◆ WRITTEN TASK: Tally the lines in the following entries that include the word "swatch"; state only the total.

◆ RECORDS FOR THE EXERCISE:
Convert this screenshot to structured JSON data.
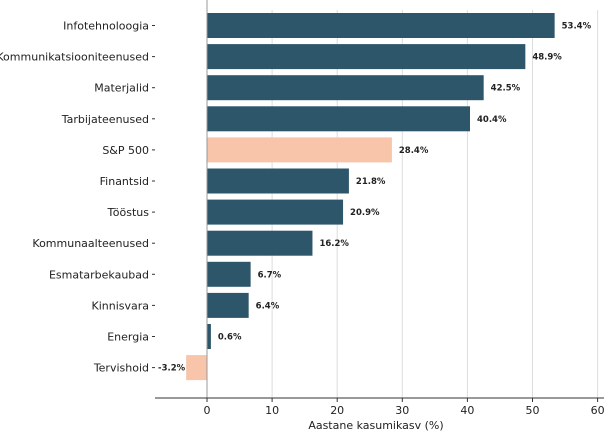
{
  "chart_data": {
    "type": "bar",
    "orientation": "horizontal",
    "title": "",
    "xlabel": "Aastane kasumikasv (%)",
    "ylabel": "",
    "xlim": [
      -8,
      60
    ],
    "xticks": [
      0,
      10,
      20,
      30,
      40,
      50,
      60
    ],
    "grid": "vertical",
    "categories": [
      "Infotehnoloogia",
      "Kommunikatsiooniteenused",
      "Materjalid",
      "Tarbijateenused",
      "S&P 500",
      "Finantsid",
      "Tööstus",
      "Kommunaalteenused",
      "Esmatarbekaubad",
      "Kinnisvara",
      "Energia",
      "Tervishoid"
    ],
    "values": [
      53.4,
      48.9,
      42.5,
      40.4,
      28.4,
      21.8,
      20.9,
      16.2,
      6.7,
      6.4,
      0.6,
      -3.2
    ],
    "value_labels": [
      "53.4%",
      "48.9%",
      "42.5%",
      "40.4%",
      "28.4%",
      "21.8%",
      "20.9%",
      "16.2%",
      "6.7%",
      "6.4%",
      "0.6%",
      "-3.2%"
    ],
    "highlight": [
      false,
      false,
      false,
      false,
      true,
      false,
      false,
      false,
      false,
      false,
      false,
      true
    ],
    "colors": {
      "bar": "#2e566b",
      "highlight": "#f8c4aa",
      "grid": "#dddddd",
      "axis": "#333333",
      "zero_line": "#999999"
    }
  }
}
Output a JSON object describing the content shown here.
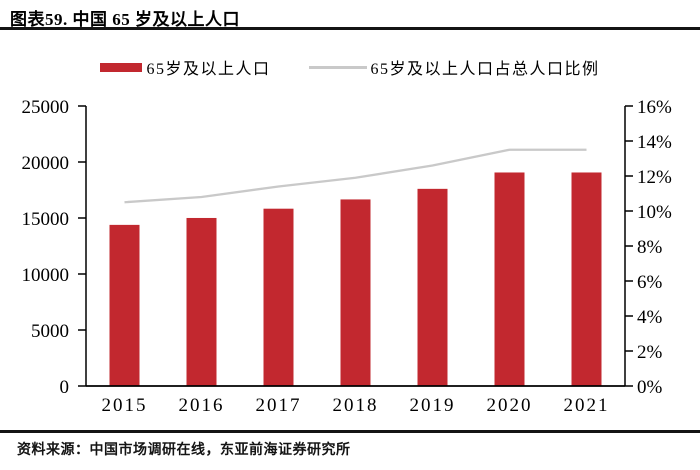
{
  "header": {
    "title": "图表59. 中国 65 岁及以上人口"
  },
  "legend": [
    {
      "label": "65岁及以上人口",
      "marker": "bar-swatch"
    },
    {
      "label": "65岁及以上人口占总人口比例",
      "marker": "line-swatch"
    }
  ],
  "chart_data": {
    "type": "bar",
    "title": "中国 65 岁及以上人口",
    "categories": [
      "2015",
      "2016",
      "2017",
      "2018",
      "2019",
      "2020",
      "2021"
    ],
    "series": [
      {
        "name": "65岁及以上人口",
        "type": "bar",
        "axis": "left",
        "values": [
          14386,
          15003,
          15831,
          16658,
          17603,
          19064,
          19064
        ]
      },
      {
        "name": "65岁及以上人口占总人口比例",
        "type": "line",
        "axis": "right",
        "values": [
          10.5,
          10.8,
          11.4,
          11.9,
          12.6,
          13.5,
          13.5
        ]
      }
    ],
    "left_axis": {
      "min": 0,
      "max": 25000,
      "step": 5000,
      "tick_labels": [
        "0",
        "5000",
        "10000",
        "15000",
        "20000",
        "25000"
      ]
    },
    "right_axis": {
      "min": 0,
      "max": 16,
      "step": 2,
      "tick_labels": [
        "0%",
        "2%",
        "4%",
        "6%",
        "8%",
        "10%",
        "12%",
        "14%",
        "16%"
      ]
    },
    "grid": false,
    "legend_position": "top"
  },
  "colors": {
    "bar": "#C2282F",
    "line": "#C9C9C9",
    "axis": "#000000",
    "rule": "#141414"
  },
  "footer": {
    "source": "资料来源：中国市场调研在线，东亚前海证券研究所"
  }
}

◆ RESPONSE: 2